═══ Provided entries

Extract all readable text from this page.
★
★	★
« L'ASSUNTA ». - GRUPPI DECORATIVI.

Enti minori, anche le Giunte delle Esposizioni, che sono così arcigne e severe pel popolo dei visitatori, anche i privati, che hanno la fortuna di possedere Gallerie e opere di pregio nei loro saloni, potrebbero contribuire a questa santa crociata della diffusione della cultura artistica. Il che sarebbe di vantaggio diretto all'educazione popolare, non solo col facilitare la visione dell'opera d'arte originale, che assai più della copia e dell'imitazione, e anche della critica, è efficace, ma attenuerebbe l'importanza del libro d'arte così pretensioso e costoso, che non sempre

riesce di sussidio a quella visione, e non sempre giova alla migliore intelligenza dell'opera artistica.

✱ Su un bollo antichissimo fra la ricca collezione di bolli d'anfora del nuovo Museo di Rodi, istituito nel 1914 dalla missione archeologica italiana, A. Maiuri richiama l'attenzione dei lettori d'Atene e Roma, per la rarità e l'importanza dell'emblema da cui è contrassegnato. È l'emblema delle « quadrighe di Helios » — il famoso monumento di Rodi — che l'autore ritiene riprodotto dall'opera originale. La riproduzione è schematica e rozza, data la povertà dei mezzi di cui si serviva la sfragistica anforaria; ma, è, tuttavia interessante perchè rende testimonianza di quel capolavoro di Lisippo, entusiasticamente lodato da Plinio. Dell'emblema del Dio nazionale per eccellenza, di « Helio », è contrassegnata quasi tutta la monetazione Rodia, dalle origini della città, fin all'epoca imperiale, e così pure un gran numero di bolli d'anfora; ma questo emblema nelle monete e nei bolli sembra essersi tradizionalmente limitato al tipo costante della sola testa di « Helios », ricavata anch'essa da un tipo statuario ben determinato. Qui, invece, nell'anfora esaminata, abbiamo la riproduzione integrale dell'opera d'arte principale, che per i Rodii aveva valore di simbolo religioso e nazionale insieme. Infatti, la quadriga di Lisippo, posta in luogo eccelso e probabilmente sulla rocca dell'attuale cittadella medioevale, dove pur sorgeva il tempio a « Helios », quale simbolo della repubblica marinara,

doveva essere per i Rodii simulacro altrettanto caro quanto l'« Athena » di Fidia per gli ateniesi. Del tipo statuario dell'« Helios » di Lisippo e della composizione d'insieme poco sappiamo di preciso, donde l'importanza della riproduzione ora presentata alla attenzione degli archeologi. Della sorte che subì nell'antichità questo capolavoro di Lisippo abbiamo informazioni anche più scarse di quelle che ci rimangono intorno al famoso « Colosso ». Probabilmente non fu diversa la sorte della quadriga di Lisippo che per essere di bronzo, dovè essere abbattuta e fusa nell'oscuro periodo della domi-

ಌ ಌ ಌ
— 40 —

══════

- Challenge -
Where a line in the material above holds "Lisippo", copy that line.

- Correct response -
✱ Su un bollo antichissimo fra la ricca collezione di bolli d'anfora del nuovo Museo di Rodi, istituito nel 1914 dalla missione archeologica italiana, A. Maiuri richiama l'attenzione dei lettori d'Atene e Roma, per la rarità e l'importanza dell'emblema da cui è contrassegnato. È l'emblema delle « quadrighe di Helios » — il famoso monumento di Rodi — che l'autore ritiene riprodotto dall'opera originale. La riproduzione è schematica e rozza, data la povertà dei mezzi di cui si serviva la sfragistica anforaria; ma, è, tuttavia interessante perchè rende testimonianza di quel capolavoro di Lisippo, entusiasticamente lodato da Plinio. Dell'emblema del Dio nazionale per eccellenza, di « Helio », è contrassegnata quasi tutta la monetazione Rodia, dalle origini della città, fin all'epoca imperiale, e così pure un gran numero di bolli d'anfora; ma questo emblema nelle monete e nei bolli sembra essersi tradizionalmente limitato al tipo costante della sola testa di « Helios », ricavata anch'essa da un tipo statuario ben determinato. Qui, invece, nell'anfora esaminata, abbiamo la riproduzione integrale dell'opera d'arte principale, che per i Rodii aveva valore di simbolo religioso e nazionale insieme. Infatti, la quadriga di Lisippo, posta in luogo eccelso e probabilmente sulla rocca dell'attuale cittadella medioevale, dove pur sorgeva il tempio a « Helios », quale simbolo della repubblica marinara,
doveva essere per i Rodii simulacro altrettanto caro quanto l'« Athena » di Fidia per gli ateniesi. Del tipo statuario dell'« Helios » di Lisippo e della composizione d'insieme poco sappiamo di preciso, donde l'importanza della riproduzione ora presentata alla attenzione degli archeologi. Della sorte che subì nell'antichità questo capolavoro di Lisippo abbiamo informazioni anche più scarse di quelle che ci rimangono intorno al famoso « Colosso ». Probabilmente non fu diversa la sorte della quadriga di Lisippo che per essere di bronzo, dovè essere abbattuta e fusa nell'oscuro periodo della domi-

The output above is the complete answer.